# A little AMS fun



## Matt Z (Dec 2, 2009)

Got bored, so I decided it was time to weather an all too clean AMS box car. Much more to come now. 

 
Cheers. 
Matt


----------



## Matt Z (Dec 2, 2009)

And another...


----------



## Gary Armitstead (Jan 2, 2008)

Hey Matt, nice looking weathering job on your box car. Can you possibly post a little "tutorial" on how you accomplished this?


----------



## Nicholas Savatgy (Dec 17, 2008)

I agree with Gary,

Great job..............


----------



## Mike Reilley (Jan 2, 2008)

Me three...


----------



## Matt Z (Dec 2, 2009)

Gentlemen,fortunately/unfortunately a lot of it happened by accident ha ha. There was a lot of "testing" and trying things out. In between coats or different products I would wipe, and redo to accomplish the desired effect. I do have plans for more rolling stock so as I'm doing them I will be sure to take pictures and describe the best I can on what I'm doing. 

For what was used for the effect- I used matte finish, weathering chalks, a little rubbing alcohol(to whiten), and a water/ink mix. I ended it the process with a dullcote from testors to seal it off. 

I have also got some plans for "streaked" lettering. We'll see if that works 

Most importantly, thank you for the kind words. I have sat back and done a lot of watching and learning of other's techniques. It is nice to finally be able to produce a good looking product! 

Matt in Az


----------



## Matt Z (Dec 2, 2009)

Fellas, here are a few more pics. One is of the roof of the box car- unpainted/weathered walkway of course . The other is my recently weathered AMS flat. And lastly my latest project from Phil's narrow gauge. 








 





Enjoy 

Matt


----------



## Paulus (May 31, 2008)

Nice work!


----------



## Totalwrecker (Feb 26, 2009)

Gonna do the brake beams on that boxcar? 

For streaked lettering, I've lightly sanded the letters (semi-transparent) and dry brushed the streaks below. 

Looking good. 

John


----------



## East Broad Top (Dec 29, 2007)

Looks great, Matt! Looking forward to seeing some outside shots of the train in natural light/natural surroundings. 

Later, 

K


----------



## Matt Z (Dec 2, 2009)

Hey John, thanks for reminder lol. 

K, I can't wait either! I'll see how long it takes- my layout is over at my folks... lol 

Matt


----------



## alecescolme (Dec 20, 2010)

Great weathering job Matt, done to realistic degree. I agree, once they are outside they will look great- that is once your layout is back. 

Alec


----------



## R Snyder (May 12, 2009)

Matt, 
Your cars look really good. Can you tell us specifically what you used on the roof walk of the boxcar?

+---+

§ TASK INSTRUCTIONS:
A. In the boxcar weathering thread, what did Matt Z apply last to seal the finish?
B. Rewrite the paragraph in the boxcar weathering thread that begins "For what was used for the effect" as a short list of the materials.

§ DATA EXCERPT:
+---+

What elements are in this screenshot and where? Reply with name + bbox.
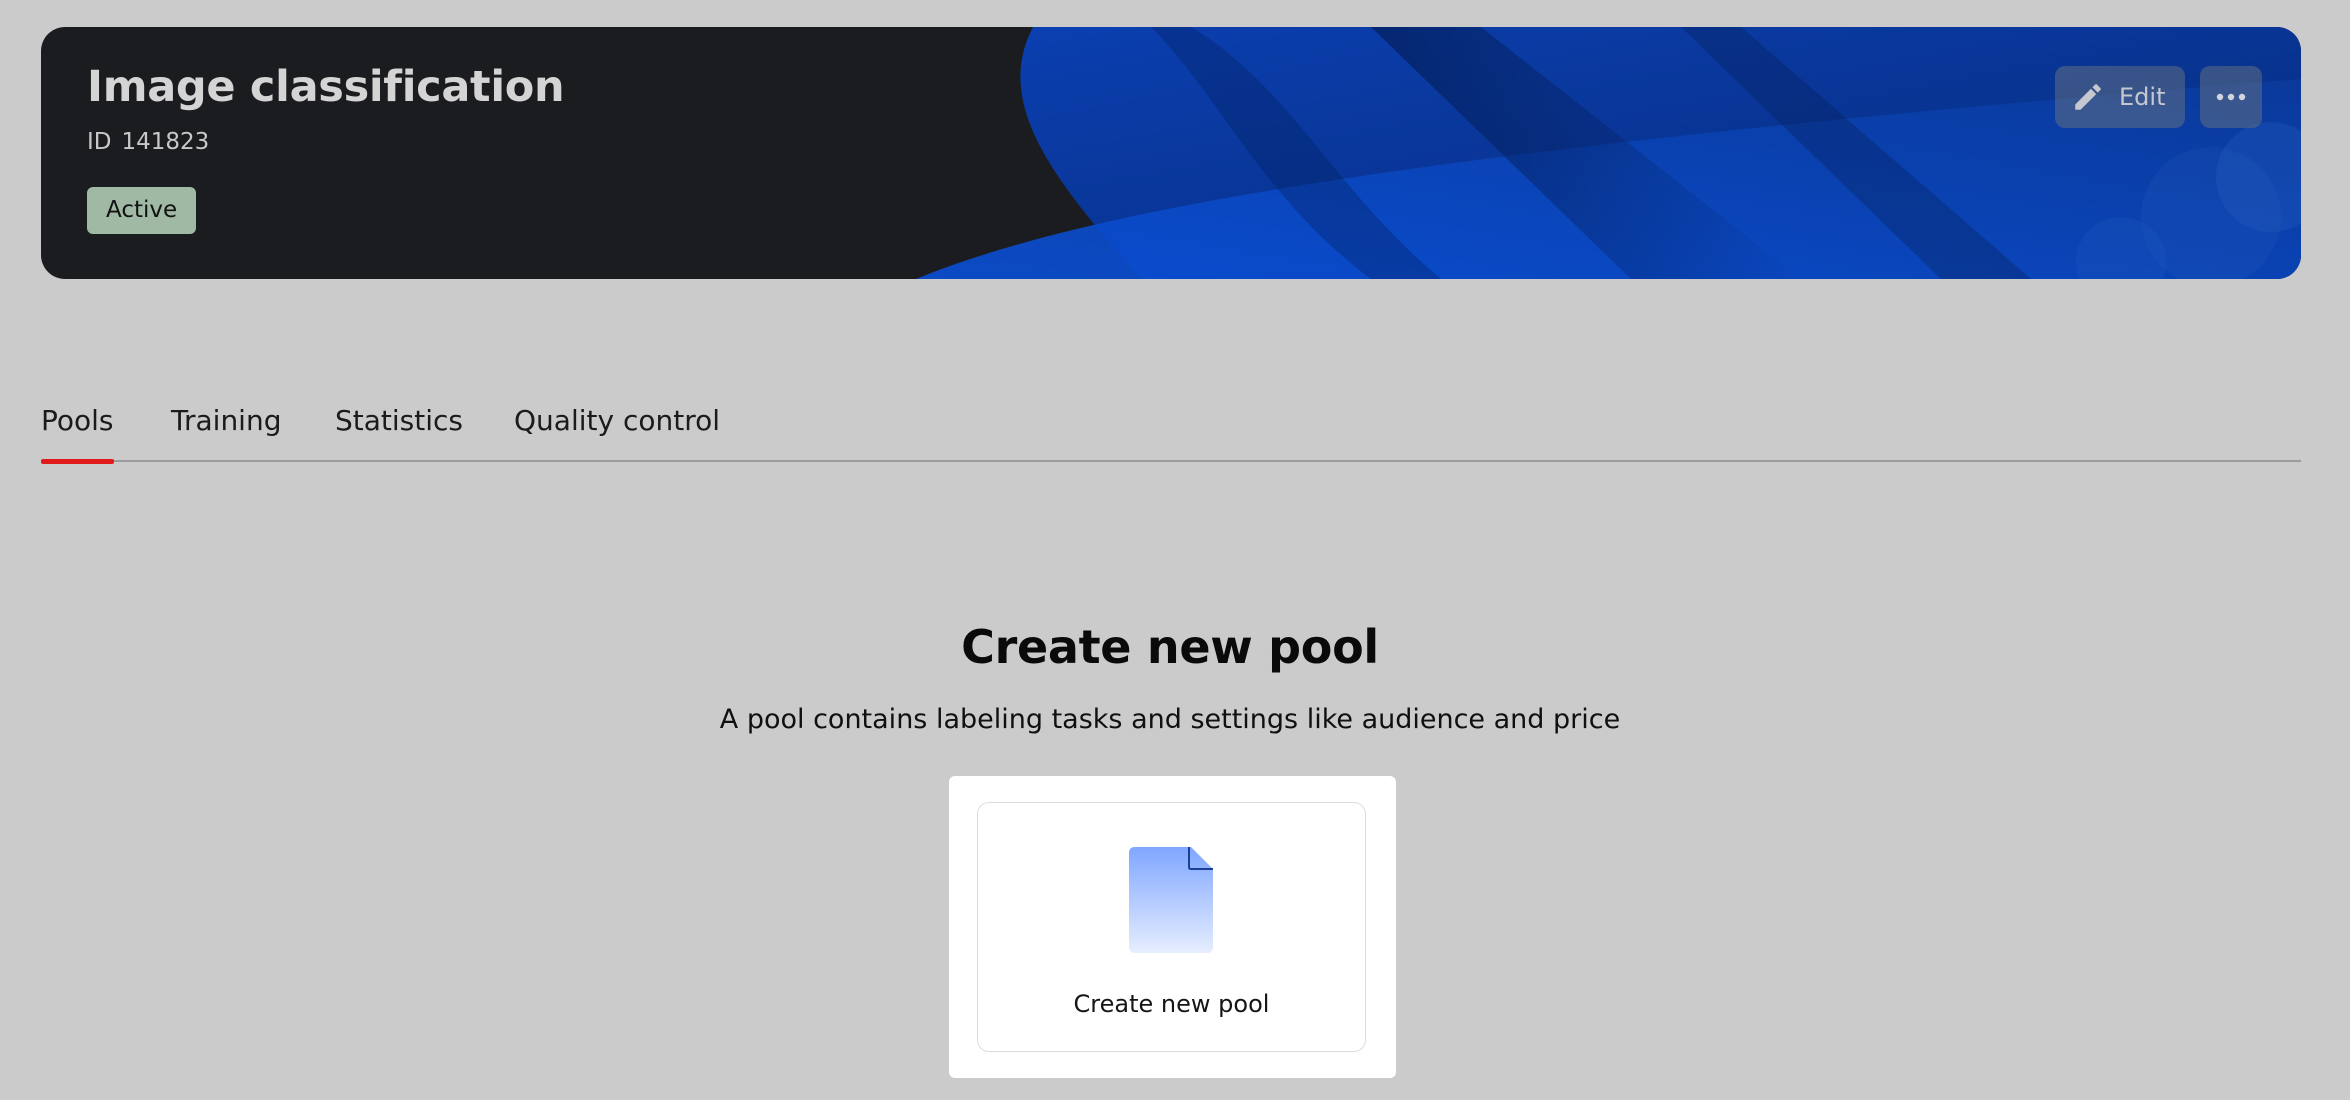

+---+

§ SOLUTION LIST:
A. A dullcote from Testors.

B.
- Matte finish
- Weathering chalks
- A little rubbing alcohol, to whiten
- A water/ink mix
- A Testors dullcote, applied last to seal it